Collect the lines of the entries where "color" shows up.

Data items →
-*-*-

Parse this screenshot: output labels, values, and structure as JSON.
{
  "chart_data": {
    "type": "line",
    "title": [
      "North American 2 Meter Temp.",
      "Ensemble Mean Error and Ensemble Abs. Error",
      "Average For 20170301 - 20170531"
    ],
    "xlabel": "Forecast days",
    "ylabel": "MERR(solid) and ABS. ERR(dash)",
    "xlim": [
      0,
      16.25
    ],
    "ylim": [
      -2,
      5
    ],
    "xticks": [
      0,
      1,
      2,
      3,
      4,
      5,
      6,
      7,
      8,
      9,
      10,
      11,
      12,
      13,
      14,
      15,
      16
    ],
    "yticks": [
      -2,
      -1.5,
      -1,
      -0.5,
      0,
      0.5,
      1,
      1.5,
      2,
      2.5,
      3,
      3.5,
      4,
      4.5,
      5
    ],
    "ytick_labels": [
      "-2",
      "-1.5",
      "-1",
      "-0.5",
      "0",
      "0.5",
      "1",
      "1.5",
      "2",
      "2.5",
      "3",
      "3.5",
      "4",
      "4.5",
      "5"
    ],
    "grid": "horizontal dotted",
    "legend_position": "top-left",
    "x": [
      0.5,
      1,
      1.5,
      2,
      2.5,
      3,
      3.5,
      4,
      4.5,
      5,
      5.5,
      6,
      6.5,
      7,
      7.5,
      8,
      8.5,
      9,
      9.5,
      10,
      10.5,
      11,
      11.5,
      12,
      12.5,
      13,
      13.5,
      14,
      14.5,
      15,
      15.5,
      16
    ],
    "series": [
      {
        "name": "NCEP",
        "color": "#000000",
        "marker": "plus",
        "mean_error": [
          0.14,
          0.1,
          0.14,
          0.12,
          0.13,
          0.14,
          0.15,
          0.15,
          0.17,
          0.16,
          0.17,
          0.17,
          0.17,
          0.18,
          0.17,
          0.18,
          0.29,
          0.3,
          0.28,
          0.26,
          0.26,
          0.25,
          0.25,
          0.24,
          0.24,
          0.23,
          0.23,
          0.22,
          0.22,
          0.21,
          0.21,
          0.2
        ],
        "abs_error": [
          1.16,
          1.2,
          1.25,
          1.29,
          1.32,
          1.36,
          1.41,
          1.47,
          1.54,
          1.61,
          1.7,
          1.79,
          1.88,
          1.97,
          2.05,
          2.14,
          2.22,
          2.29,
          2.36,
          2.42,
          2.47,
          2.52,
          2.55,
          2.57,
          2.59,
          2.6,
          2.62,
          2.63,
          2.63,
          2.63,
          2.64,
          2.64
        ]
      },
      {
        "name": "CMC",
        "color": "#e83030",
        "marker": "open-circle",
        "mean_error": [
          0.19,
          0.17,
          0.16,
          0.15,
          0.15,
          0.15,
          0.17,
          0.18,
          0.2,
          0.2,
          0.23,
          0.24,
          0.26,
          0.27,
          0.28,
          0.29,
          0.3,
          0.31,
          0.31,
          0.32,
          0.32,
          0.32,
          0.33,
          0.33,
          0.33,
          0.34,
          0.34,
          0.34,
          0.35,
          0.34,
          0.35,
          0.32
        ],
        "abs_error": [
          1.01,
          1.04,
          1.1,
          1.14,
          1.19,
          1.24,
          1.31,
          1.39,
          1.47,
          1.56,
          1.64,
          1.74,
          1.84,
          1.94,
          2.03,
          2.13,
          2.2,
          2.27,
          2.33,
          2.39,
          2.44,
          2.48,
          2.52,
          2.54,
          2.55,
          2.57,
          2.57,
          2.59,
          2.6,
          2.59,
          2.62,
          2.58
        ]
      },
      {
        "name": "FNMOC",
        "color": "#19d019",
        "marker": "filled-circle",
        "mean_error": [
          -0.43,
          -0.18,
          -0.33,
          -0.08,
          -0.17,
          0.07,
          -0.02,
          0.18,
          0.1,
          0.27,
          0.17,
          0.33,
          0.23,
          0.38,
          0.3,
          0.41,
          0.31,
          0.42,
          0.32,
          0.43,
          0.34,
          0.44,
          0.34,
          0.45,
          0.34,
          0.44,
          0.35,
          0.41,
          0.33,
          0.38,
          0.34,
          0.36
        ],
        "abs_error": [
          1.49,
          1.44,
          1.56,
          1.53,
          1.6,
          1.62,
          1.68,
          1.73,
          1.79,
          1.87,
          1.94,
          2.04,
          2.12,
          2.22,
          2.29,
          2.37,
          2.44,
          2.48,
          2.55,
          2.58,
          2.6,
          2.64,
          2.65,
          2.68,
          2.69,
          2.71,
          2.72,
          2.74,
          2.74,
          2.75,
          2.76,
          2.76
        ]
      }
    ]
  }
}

-*-*-

Worked solution →
        "color": "#000000",
        "color": "#e83030",
        "color": "#19d019",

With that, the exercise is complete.